Dataset excerpts ->
────────────────────
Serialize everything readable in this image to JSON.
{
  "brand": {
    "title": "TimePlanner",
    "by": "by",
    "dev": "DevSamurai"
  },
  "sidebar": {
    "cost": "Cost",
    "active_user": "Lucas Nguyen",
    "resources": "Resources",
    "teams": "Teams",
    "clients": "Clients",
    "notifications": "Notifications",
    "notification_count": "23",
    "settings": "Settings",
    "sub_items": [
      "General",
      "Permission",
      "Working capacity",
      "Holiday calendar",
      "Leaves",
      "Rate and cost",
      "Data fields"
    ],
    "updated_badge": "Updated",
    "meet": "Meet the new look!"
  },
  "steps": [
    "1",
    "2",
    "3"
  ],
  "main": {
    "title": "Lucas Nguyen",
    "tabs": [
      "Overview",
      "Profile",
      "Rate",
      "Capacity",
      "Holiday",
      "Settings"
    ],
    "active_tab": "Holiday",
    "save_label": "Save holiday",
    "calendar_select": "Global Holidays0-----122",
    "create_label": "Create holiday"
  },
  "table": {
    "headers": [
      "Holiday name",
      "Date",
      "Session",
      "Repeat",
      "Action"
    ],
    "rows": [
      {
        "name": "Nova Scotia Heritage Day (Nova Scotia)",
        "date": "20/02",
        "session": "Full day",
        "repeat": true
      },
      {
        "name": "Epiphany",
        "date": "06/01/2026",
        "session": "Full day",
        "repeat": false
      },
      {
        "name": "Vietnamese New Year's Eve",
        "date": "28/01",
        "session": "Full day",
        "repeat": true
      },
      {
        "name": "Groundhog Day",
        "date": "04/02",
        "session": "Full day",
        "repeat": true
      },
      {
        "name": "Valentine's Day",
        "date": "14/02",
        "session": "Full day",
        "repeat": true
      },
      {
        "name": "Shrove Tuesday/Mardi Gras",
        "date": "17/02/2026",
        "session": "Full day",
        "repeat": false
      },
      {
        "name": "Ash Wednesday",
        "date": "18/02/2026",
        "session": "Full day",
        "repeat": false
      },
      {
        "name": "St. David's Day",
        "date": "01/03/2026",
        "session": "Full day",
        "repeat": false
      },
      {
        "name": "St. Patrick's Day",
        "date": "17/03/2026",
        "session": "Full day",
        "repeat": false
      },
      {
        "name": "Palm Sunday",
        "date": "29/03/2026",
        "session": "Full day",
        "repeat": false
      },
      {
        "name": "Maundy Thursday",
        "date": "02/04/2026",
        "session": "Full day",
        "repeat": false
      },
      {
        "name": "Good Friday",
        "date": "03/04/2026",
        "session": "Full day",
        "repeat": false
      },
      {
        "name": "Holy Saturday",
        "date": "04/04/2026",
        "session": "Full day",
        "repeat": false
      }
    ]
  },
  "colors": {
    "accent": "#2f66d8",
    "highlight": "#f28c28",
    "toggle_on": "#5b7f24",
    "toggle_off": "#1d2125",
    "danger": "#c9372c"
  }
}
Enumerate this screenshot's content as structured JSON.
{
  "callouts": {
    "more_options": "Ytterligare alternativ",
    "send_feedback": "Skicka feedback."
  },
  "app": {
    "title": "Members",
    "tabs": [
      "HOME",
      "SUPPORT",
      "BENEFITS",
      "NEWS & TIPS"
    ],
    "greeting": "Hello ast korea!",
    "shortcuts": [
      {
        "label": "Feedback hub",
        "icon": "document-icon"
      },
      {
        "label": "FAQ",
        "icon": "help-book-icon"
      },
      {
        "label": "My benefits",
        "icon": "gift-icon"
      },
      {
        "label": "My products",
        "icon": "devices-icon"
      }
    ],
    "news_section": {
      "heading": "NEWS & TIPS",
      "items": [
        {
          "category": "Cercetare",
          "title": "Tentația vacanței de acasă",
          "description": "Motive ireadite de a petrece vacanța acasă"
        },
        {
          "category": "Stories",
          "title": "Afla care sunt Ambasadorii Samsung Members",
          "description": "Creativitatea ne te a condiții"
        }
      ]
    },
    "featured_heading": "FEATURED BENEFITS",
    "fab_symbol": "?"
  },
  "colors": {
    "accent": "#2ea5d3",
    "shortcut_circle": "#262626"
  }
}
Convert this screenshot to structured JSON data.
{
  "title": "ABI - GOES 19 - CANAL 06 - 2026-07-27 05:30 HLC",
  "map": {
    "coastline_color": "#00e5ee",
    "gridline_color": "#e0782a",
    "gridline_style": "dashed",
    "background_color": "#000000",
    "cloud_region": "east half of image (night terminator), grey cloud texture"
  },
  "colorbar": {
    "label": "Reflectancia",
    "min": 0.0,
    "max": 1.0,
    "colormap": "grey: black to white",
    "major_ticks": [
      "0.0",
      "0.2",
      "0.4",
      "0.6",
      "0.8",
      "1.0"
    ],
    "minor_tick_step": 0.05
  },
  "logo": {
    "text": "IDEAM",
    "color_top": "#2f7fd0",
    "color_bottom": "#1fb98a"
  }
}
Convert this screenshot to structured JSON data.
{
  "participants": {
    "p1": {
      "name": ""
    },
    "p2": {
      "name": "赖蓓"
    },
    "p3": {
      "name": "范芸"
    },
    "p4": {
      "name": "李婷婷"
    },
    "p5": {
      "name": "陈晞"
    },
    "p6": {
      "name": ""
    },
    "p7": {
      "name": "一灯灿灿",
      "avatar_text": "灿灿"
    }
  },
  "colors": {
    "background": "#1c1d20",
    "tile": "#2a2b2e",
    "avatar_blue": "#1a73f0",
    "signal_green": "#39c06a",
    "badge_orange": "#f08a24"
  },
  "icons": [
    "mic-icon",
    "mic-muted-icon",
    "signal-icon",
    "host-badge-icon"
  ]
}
────────────────────
INSTRUCTION -> Output the data above exactly, please, line for line.

WORKED ANSWER ->
Serialize everything readable in this image to JSON.
{
  "brand": {
    "title": "TimePlanner",
    "by": "by",
    "dev": "DevSamurai"
  },
  "sidebar": {
    "cost": "Cost",
    "active_user": "Lucas Nguyen",
    "resources": "Resources",
    "teams": "Teams",
    "clients": "Clients",
    "notifications": "Notifications",
    "notification_count": "23",
    "settings": "Settings",
    "sub_items": [
      "General",
      "Permission",
      "Working capacity",
      "Holiday calendar",
      "Leaves",
      "Rate and cost",
      "Data fields"
    ],
    "updated_badge": "Updated",
    "meet": "Meet the new look!"
  },
  "steps": [
    "1",
    "2",
    "3"
  ],
  "main": {
    "title": "Lucas Nguyen",
    "tabs": [
      "Overview",
      "Profile",
      "Rate",
      "Capacity",
      "Holiday",
      "Settings"
    ],
    "active_tab": "Holiday",
    "save_label": "Save holiday",
    "calendar_select": "Global Holidays0-----122",
    "create_label": "Create holiday"
  },
  "table": {
    "headers": [
      "Holiday name",
      "Date",
      "Session",
      "Repeat",
      "Action"
    ],
    "rows": [
      {
        "name": "Nova Scotia Heritage Day (Nova Scotia)",
        "date": "20/02",
        "session": "Full day",
        "repeat": true
      },
      {
        "name": "Epiphany",
        "date": "06/01/2026",
        "session": "Full day",
        "repeat": false
      },
      {
        "name": "Vietnamese New Year's Eve",
        "date": "28/01",
        "session": "Full day",
        "repeat": true
      },
      {
        "name": "Groundhog Day",
        "date": "04/02",
        "session": "Full day",
        "repeat": true
      },
      {
        "name": "Valentine's Day",
        "date": "14/02",
        "session": "Full day",
        "repeat": true
      },
      {
        "name": "Shrove Tuesday/Mardi Gras",
        "date": "17/02/2026",
        "session": "Full day",
        "repeat": false
      },
      {
        "name": "Ash Wednesday",
        "date": "18/02/2026",
        "session": "Full day",
        "repeat": false
      },
      {
        "name": "St. David's Day",
        "date": "01/03/2026",
        "session": "Full day",
        "repeat": false
      },
      {
        "name": "St. Patrick's Day",
        "date": "17/03/2026",
        "session": "Full day",
        "repeat": false
      },
      {
        "name": "Palm Sunday",
        "date": "29/03/2026",
        "session": "Full day",
        "repeat": false
      },
      {
        "name": "Maundy Thursday",
        "date": "02/04/2026",
        "session": "Full day",
        "repeat": false
      },
      {
        "name": "Good Friday",
        "date": "03/04/2026",
        "session": "Full day",
        "repeat": false
      },
      {
        "name": "Holy Saturday",
        "date": "04/04/2026",
        "session": "Full day",
        "repeat": false
      }
    ]
  },
  "colors": {
    "accent": "#2f66d8",
    "highlight": "#f28c28",
    "toggle_on": "#5b7f24",
    "toggle_off": "#1d2125",
    "danger": "#c9372c"
  }
}
Enumerate this screenshot's content as structured JSON.
{
  "callouts": {
    "more_options": "Ytterligare alternativ",
    "send_feedback": "Skicka feedback."
  },
  "app": {
    "title": "Members",
    "tabs": [
      "HOME",
      "SUPPORT",
      "BENEFITS",
      "NEWS & TIPS"
    ],
    "greeting": "Hello ast korea!",
    "shortcuts": [
      {
        "label": "Feedback hub",
        "icon": "document-icon"
      },
      {
        "label": "FAQ",
        "icon": "help-book-icon"
      },
      {
        "label": "My benefits",
        "icon": "gift-icon"
      },
      {
        "label": "My products",
        "icon": "devices-icon"
      }
    ],
    "news_section": {
      "heading": "NEWS & TIPS",
      "items": [
        {
          "category": "Cercetare",
          "title": "Tentația vacanței de acasă",
          "description": "Motive ireadite de a petrece vacanța acasă"
        },
        {
          "category": "Stories",
          "title": "Afla care sunt Ambasadorii Samsung Members",
          "description": "Creativitatea ne te a condiții"
        }
      ]
    },
    "featured_heading": "FEATURED BENEFITS",
    "fab_symbol": "?"
  },
  "colors": {
    "accent": "#2ea5d3",
    "shortcut_circle": "#262626"
  }
}
Convert this screenshot to structured JSON data.
{
  "title": "ABI - GOES 19 - CANAL 06 - 2026-07-27 05:30 HLC",
  "map": {
    "coastline_color": "#00e5ee",
    "gridline_color": "#e0782a",
    "gridline_style": "dashed",
    "background_color": "#000000",
    "cloud_region": "east half of image (night terminator), grey cloud texture"
  },
  "colorbar": {
    "label": "Reflectancia",
    "min": 0.0,
    "max": 1.0,
    "colormap": "grey: black to white",
    "major_ticks": [
      "0.0",
      "0.2",
      "0.4",
      "0.6",
      "0.8",
      "1.0"
    ],
    "minor_tick_step": 0.05
  },
  "logo": {
    "text": "IDEAM",
    "color_top": "#2f7fd0",
    "color_bottom": "#1fb98a"
  }
}
Convert this screenshot to structured JSON data.
{
  "participants": {
    "p1": {
      "name": ""
    },
    "p2": {
      "name": "赖蓓"
    },
    "p3": {
      "name": "范芸"
    },
    "p4": {
      "name": "李婷婷"
    },
    "p5": {
      "name": "陈晞"
    },
    "p6": {
      "name": ""
    },
    "p7": {
      "name": "一灯灿灿",
      "avatar_text": "灿灿"
    }
  },
  "colors": {
    "background": "#1c1d20",
    "tile": "#2a2b2e",
    "avatar_blue": "#1a73f0",
    "signal_green": "#39c06a",
    "badge_orange": "#f08a24"
  },
  "icons": [
    "mic-icon",
    "mic-muted-icon",
    "signal-icon",
    "host-badge-icon"
  ]
}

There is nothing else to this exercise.